▶ _GOAL_
Output the lines that follow exactly as they are.

(Records from a data source)
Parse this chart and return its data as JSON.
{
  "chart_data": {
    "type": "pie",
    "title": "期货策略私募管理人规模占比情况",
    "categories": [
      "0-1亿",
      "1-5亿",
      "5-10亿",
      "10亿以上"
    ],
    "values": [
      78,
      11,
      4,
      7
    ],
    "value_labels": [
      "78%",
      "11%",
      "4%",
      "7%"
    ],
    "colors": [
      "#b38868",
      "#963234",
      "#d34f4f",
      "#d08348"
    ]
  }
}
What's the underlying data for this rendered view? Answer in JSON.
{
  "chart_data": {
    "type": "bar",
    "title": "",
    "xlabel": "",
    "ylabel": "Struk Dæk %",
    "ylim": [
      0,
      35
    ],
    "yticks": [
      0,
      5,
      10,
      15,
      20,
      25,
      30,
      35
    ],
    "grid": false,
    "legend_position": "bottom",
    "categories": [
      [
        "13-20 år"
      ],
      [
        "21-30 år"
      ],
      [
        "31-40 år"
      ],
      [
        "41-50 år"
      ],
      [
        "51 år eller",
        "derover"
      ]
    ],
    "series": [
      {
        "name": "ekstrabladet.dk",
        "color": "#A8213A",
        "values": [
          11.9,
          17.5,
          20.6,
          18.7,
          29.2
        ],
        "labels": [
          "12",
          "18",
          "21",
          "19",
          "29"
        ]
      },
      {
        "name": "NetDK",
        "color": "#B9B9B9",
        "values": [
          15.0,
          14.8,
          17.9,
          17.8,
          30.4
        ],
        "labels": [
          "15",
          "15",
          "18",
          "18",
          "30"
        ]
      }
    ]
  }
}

▶ _ANSWER TO THIS PROBLEM_
Parse this chart and return its data as JSON.
{
  "chart_data": {
    "type": "pie",
    "title": "期货策略私募管理人规模占比情况",
    "categories": [
      "0-1亿",
      "1-5亿",
      "5-10亿",
      "10亿以上"
    ],
    "values": [
      78,
      11,
      4,
      7
    ],
    "value_labels": [
      "78%",
      "11%",
      "4%",
      "7%"
    ],
    "colors": [
      "#b38868",
      "#963234",
      "#d34f4f",
      "#d08348"
    ]
  }
}
What's the underlying data for this rendered view? Answer in JSON.
{
  "chart_data": {
    "type": "bar",
    "title": "",
    "xlabel": "",
    "ylabel": "Struk Dæk %",
    "ylim": [
      0,
      35
    ],
    "yticks": [
      0,
      5,
      10,
      15,
      20,
      25,
      30,
      35
    ],
    "grid": false,
    "legend_position": "bottom",
    "categories": [
      [
        "13-20 år"
      ],
      [
        "21-30 år"
      ],
      [
        "31-40 år"
      ],
      [
        "41-50 år"
      ],
      [
        "51 år eller",
        "derover"
      ]
    ],
    "series": [
      {
        "name": "ekstrabladet.dk",
        "color": "#A8213A",
        "values": [
          11.9,
          17.5,
          20.6,
          18.7,
          29.2
        ],
        "labels": [
          "12",
          "18",
          "21",
          "19",
          "29"
        ]
      },
      {
        "name": "NetDK",
        "color": "#B9B9B9",
        "values": [
          15.0,
          14.8,
          17.9,
          17.8,
          30.4
        ],
        "labels": [
          "15",
          "15",
          "18",
          "18",
          "30"
        ]
      }
    ]
  }
}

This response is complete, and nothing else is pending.